(Records from a data collection)
↓↓↓
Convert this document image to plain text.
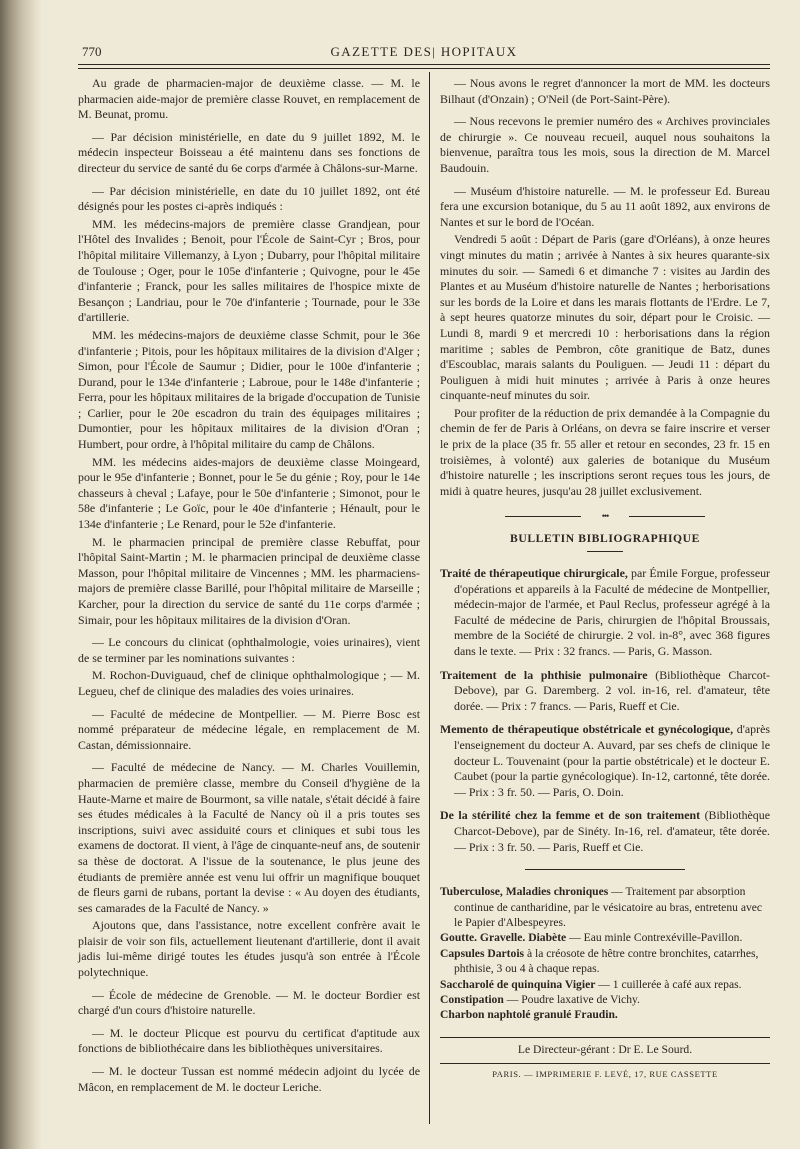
770	GAZETTE DES| HOPITAUX

Au grade de pharmacien-major de deuxième classe. — M. le pharmacien aide-major de première classe Rouvet, en remplacement de M. Beunat, promu.

— Par décision ministérielle, en date du 9 juillet 1892, M. le médecin inspecteur Boisseau a été maintenu dans ses fonctions de directeur du service de santé du 6e corps d'armée à Châlons-sur-Marne.

— Par décision ministérielle, en date du 10 juillet 1892, ont été désignés pour les postes ci-après indiqués :

MM. les médecins-majors de première classe Grandjean, pour l'Hôtel des Invalides ; Benoit, pour l'École de Saint-Cyr ; Bros, pour l'hôpital militaire Villemanzy, à Lyon ; Dubarry, pour l'hôpital militaire de Toulouse ; Oger, pour le 105e d'infanterie ; Quivogne, pour le 45e d'infanterie ; Franck, pour les salles militaires de l'hospice mixte de Besançon ; Landriau, pour le 70e d'infanterie ; Tournade, pour le 33e d'artillerie.

MM. les médecins-majors de deuxième classe Schmit, pour le 36e d'infanterie ; Pitois, pour les hôpitaux militaires de la division d'Alger ; Simon, pour l'École de Saumur ; Didier, pour le 100e d'infanterie ; Durand, pour le 134e d'infanterie ; Labroue, pour le 148e d'infanterie ; Ferra, pour les hôpitaux militaires de la brigade d'occupation de Tunisie ; Carlier, pour le 20e escadron du train des équipages militaires ; Dumontier, pour les hôpitaux militaires de la division d'Oran ; Humbert, pour ordre, à l'hôpital militaire du camp de Châlons.

MM. les médecins aides-majors de deuxième classe Moingeard, pour le 95e d'infanterie ; Bonnet, pour le 5e du génie ; Roy, pour le 14e chasseurs à cheval ; Lafaye, pour le 50e d'infanterie ; Simonot, pour le 58e d'infanterie ; Le Goïc, pour le 40e d'infanterie ; Hénault, pour le 134e d'infanterie ; Le Renard, pour le 52e d'infanterie.

M. le pharmacien principal de première classe Rebuffat, pour l'hôpital Saint-Martin ; M. le pharmacien principal de deuxième classe Masson, pour l'hôpital militaire de Vincennes ; MM. les pharmaciens-majors de première classe Barillé, pour l'hôpital militaire de Marseille ; Karcher, pour la direction du service de santé du 11e corps d'armée ; Simair, pour les hôpitaux militaires de la division d'Oran.

— Le concours du clinicat (ophthalmologie, voies urinaires), vient de se terminer par les nominations suivantes :

M. Rochon-Duviguaud, chef de clinique ophthalmologique ; — M. Legueu, chef de clinique des maladies des voies urinaires.

— Faculté de médecine de Montpellier. — M. Pierre Bosc est nommé préparateur de médecine légale, en remplacement de M. Castan, démissionnaire.

— Faculté de médecine de Nancy. — M. Charles Vouillemin, pharmacien de première classe, membre du Conseil d'hygiène de la Haute-Marne et maire de Bourmont, sa ville natale, s'était décidé à faire ses études médicales à la Faculté de Nancy où il a pris toutes ses inscriptions, suivi avec assiduité cours et cliniques et subi tous les examens de doctorat. Il vient, à l'âge de cinquante-neuf ans, de soutenir sa thèse de doctorat. A l'issue de la soutenance, le plus jeune des étudiants de première année est venu lui offrir un magnifique bouquet de fleurs garni de rubans, portant la devise : « Au doyen des étudiants, ses camarades de la Faculté de Nancy. »

Ajoutons que, dans l'assistance, notre excellent confrère avait le plaisir de voir son fils, actuellement lieutenant d'artillerie, dont il avait jadis lui-même dirigé toutes les études jusqu'à son entrée à l'École polytechnique.

— École de médecine de Grenoble. — M. le docteur Bordier est chargé d'un cours d'histoire naturelle.

— M. le docteur Plicque est pourvu du certificat d'aptitude aux fonctions de bibliothécaire dans les bibliothèques universitaires.

— M. le docteur Tussan est nommé médecin adjoint du lycée de Mâcon, en remplacement de M. le docteur Leriche.

— Nous avons le regret d'annoncer la mort de MM. les docteurs Bilhaut (d'Onzain) ; O'Neil (de Port-Saint-Père).

— Nous recevons le premier numéro des « Archives provinciales de chirurgie ». Ce nouveau recueil, auquel nous souhaitons la bienvenue, paraîtra tous les mois, sous la direction de M. Marcel Baudouin.

— Muséum d'histoire naturelle. — M. le professeur Ed. Bureau fera une excursion botanique, du 5 au 11 août 1892, aux environs de Nantes et sur le bord de l'Océan.

Vendredi 5 août : Départ de Paris (gare d'Orléans), à onze heures vingt minutes du matin ; arrivée à Nantes à six heures quarante-six minutes du soir. — Samedi 6 et dimanche 7 : visites au Jardin des Plantes et au Muséum d'histoire naturelle de Nantes ; herborisations sur les bords de la Loire et dans les marais flottants de l'Erdre. Le 7, à sept heures quatorze minutes du soir, départ pour le Croisic. — Lundi 8, mardi 9 et mercredi 10 : herborisations dans la région maritime ; sables de Pembron, côte granitique de Batz, dunes d'Escoublac, marais salants du Pouliguen. — Jeudi 11 : départ du Pouliguen à midi huit minutes ; arrivée à Paris à onze heures cinquante-neuf minutes du soir.

Pour profiter de la réduction de prix demandée à la Compagnie du chemin de fer de Paris à Orléans, on devra se faire inscrire et verser le prix de la place (35 fr. 55 aller et retour en secondes, 23 fr. 15 en troisièmes, à volonté) aux galeries de botanique du Muséum d'histoire naturelle ; les inscriptions seront reçues tous les jours, de midi à quatre heures, jusqu'au 28 juillet exclusivement.

•••
BULLETIN BIBLIOGRAPHIQUE

Traité de thérapeutique chirurgicale, par Émile Forgue, professeur d'opérations et appareils à la Faculté de médecine de Montpellier, médecin-major de l'armée, et Paul Reclus, professeur agrégé à la Faculté de médecine de Paris, chirurgien de l'hôpital Broussais, membre de la Société de chirurgie. 2 vol. in-8°, avec 368 figures dans le texte. — Prix : 32 francs. — Paris, G. Masson.

Traitement de la phthisie pulmonaire (Bibliothèque Charcot-Debove), par G. Daremberg. 2 vol. in-16, rel. d'amateur, tête dorée. — Prix : 7 francs. — Paris, Rueff et Cie.

Memento de thérapeutique obstétricale et gynécologique, d'après l'enseignement du docteur A. Auvard, par ses chefs de clinique le docteur L. Touvenaint (pour la partie obstétricale) et le docteur E. Caubet (pour la partie gynécologique). In-12, cartonné, tête dorée. — Prix : 3 fr. 50. — Paris, O. Doin.

De la stérilité chez la femme et de son traitement (Bibliothèque Charcot-Debove), par de Sinéty. In-16, rel. d'amateur, tête dorée. — Prix : 3 fr. 50. — Paris, Rueff et Cie.

Tuberculose, Maladies chroniques — Traitement par absorption continue de cantharidine, par le vésicatoire au bras, entretenu avec le Papier d'Albespeyres.

Goutte. Gravelle. Diabète — Eau minle Contrexéville-Pavillon.

Capsules Dartois à la créosote de hêtre contre bronchites, catarrhes, phthisie, 3 ou 4 à chaque repas.

Saccharolé de quinquina Vigier — 1 cuillerée à café aux repas.

Constipation — Poudre laxative de Vichy.

Charbon naphtolé granulé Fraudin.

Le Directeur-gérant : Dr E. Le Sourd.
PARIS. — IMPRIMERIE F. LEVÉ, 17, RUE CASSETTE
↑↑↑
● Aim of the task
Omit the pictures and restate the rest of the records verbatim.

● Output for this task
Convert this document image to plain text.
770	GAZETTE DES| HOPITAUX

Au grade de pharmacien-major de deuxième classe. — M. le pharmacien aide-major de première classe Rouvet, en remplacement de M. Beunat, promu.

— Par décision ministérielle, en date du 9 juillet 1892, M. le médecin inspecteur Boisseau a été maintenu dans ses fonctions de directeur du service de santé du 6e corps d'armée à Châlons-sur-Marne.

— Par décision ministérielle, en date du 10 juillet 1892, ont été désignés pour les postes ci-après indiqués :

MM. les médecins-majors de première classe Grandjean, pour l'Hôtel des Invalides ; Benoit, pour l'École de Saint-Cyr ; Bros, pour l'hôpital militaire Villemanzy, à Lyon ; Dubarry, pour l'hôpital militaire de Toulouse ; Oger, pour le 105e d'infanterie ; Quivogne, pour le 45e d'infanterie ; Franck, pour les salles militaires de l'hospice mixte de Besançon ; Landriau, pour le 70e d'infanterie ; Tournade, pour le 33e d'artillerie.

MM. les médecins-majors de deuxième classe Schmit, pour le 36e d'infanterie ; Pitois, pour les hôpitaux militaires de la division d'Alger ; Simon, pour l'École de Saumur ; Didier, pour le 100e d'infanterie ; Durand, pour le 134e d'infanterie ; Labroue, pour le 148e d'infanterie ; Ferra, pour les hôpitaux militaires de la brigade d'occupation de Tunisie ; Carlier, pour le 20e escadron du train des équipages militaires ; Dumontier, pour les hôpitaux militaires de la division d'Oran ; Humbert, pour ordre, à l'hôpital militaire du camp de Châlons.

MM. les médecins aides-majors de deuxième classe Moingeard, pour le 95e d'infanterie ; Bonnet, pour le 5e du génie ; Roy, pour le 14e chasseurs à cheval ; Lafaye, pour le 50e d'infanterie ; Simonot, pour le 58e d'infanterie ; Le Goïc, pour le 40e d'infanterie ; Hénault, pour le 134e d'infanterie ; Le Renard, pour le 52e d'infanterie.

M. le pharmacien principal de première classe Rebuffat, pour l'hôpital Saint-Martin ; M. le pharmacien principal de deuxième classe Masson, pour l'hôpital militaire de Vincennes ; MM. les pharmaciens-majors de première classe Barillé, pour l'hôpital militaire de Marseille ; Karcher, pour la direction du service de santé du 11e corps d'armée ; Simair, pour les hôpitaux militaires de la division d'Oran.

— Le concours du clinicat (ophthalmologie, voies urinaires), vient de se terminer par les nominations suivantes :

M. Rochon-Duviguaud, chef de clinique ophthalmologique ; — M. Legueu, chef de clinique des maladies des voies urinaires.

— Faculté de médecine de Montpellier. — M. Pierre Bosc est nommé préparateur de médecine légale, en remplacement de M. Castan, démissionnaire.

— Faculté de médecine de Nancy. — M. Charles Vouillemin, pharmacien de première classe, membre du Conseil d'hygiène de la Haute-Marne et maire de Bourmont, sa ville natale, s'était décidé à faire ses études médicales à la Faculté de Nancy où il a pris toutes ses inscriptions, suivi avec assiduité cours et cliniques et subi tous les examens de doctorat. Il vient, à l'âge de cinquante-neuf ans, de soutenir sa thèse de doctorat. A l'issue de la soutenance, le plus jeune des étudiants de première année est venu lui offrir un magnifique bouquet de fleurs garni de rubans, portant la devise : « Au doyen des étudiants, ses camarades de la Faculté de Nancy. »

Ajoutons que, dans l'assistance, notre excellent confrère avait le plaisir de voir son fils, actuellement lieutenant d'artillerie, dont il avait jadis lui-même dirigé toutes les études jusqu'à son entrée à l'École polytechnique.

— École de médecine de Grenoble. — M. le docteur Bordier est chargé d'un cours d'histoire naturelle.

— M. le docteur Plicque est pourvu du certificat d'aptitude aux fonctions de bibliothécaire dans les bibliothèques universitaires.

— M. le docteur Tussan est nommé médecin adjoint du lycée de Mâcon, en remplacement de M. le docteur Leriche.

— Nous avons le regret d'annoncer la mort de MM. les docteurs Bilhaut (d'Onzain) ; O'Neil (de Port-Saint-Père).

— Nous recevons le premier numéro des « Archives provinciales de chirurgie ». Ce nouveau recueil, auquel nous souhaitons la bienvenue, paraîtra tous les mois, sous la direction de M. Marcel Baudouin.

— Muséum d'histoire naturelle. — M. le professeur Ed. Bureau fera une excursion botanique, du 5 au 11 août 1892, aux environs de Nantes et sur le bord de l'Océan.

Vendredi 5 août : Départ de Paris (gare d'Orléans), à onze heures vingt minutes du matin ; arrivée à Nantes à six heures quarante-six minutes du soir. — Samedi 6 et dimanche 7 : visites au Jardin des Plantes et au Muséum d'histoire naturelle de Nantes ; herborisations sur les bords de la Loire et dans les marais flottants de l'Erdre. Le 7, à sept heures quatorze minutes du soir, départ pour le Croisic. — Lundi 8, mardi 9 et mercredi 10 : herborisations dans la région maritime ; sables de Pembron, côte granitique de Batz, dunes d'Escoublac, marais salants du Pouliguen. — Jeudi 11 : départ du Pouliguen à midi huit minutes ; arrivée à Paris à onze heures cinquante-neuf minutes du soir.

Pour profiter de la réduction de prix demandée à la Compagnie du chemin de fer de Paris à Orléans, on devra se faire inscrire et verser le prix de la place (35 fr. 55 aller et retour en secondes, 23 fr. 15 en troisièmes, à volonté) aux galeries de botanique du Muséum d'histoire naturelle ; les inscriptions seront reçues tous les jours, de midi à quatre heures, jusqu'au 28 juillet exclusivement.

•••
BULLETIN BIBLIOGRAPHIQUE

Traité de thérapeutique chirurgicale, par Émile Forgue, professeur d'opérations et appareils à la Faculté de médecine de Montpellier, médecin-major de l'armée, et Paul Reclus, professeur agrégé à la Faculté de médecine de Paris, chirurgien de l'hôpital Broussais, membre de la Société de chirurgie. 2 vol. in-8°, avec 368 figures dans le texte. — Prix : 32 francs. — Paris, G. Masson.

Traitement de la phthisie pulmonaire (Bibliothèque Charcot-Debove), par G. Daremberg. 2 vol. in-16, rel. d'amateur, tête dorée. — Prix : 7 francs. — Paris, Rueff et Cie.

Memento de thérapeutique obstétricale et gynécologique, d'après l'enseignement du docteur A. Auvard, par ses chefs de clinique le docteur L. Touvenaint (pour la partie obstétricale) et le docteur E. Caubet (pour la partie gynécologique). In-12, cartonné, tête dorée. — Prix : 3 fr. 50. — Paris, O. Doin.

De la stérilité chez la femme et de son traitement (Bibliothèque Charcot-Debove), par de Sinéty. In-16, rel. d'amateur, tête dorée. — Prix : 3 fr. 50. — Paris, Rueff et Cie.

Tuberculose, Maladies chroniques — Traitement par absorption continue de cantharidine, par le vésicatoire au bras, entretenu avec le Papier d'Albespeyres.

Goutte. Gravelle. Diabète — Eau minle Contrexéville-Pavillon.

Capsules Dartois à la créosote de hêtre contre bronchites, catarrhes, phthisie, 3 ou 4 à chaque repas.

Saccharolé de quinquina Vigier — 1 cuillerée à café aux repas.

Constipation — Poudre laxative de Vichy.

Charbon naphtolé granulé Fraudin.

Le Directeur-gérant : Dr E. Le Sourd.
PARIS. — IMPRIMERIE F. LEVÉ, 17, RUE CASSETTE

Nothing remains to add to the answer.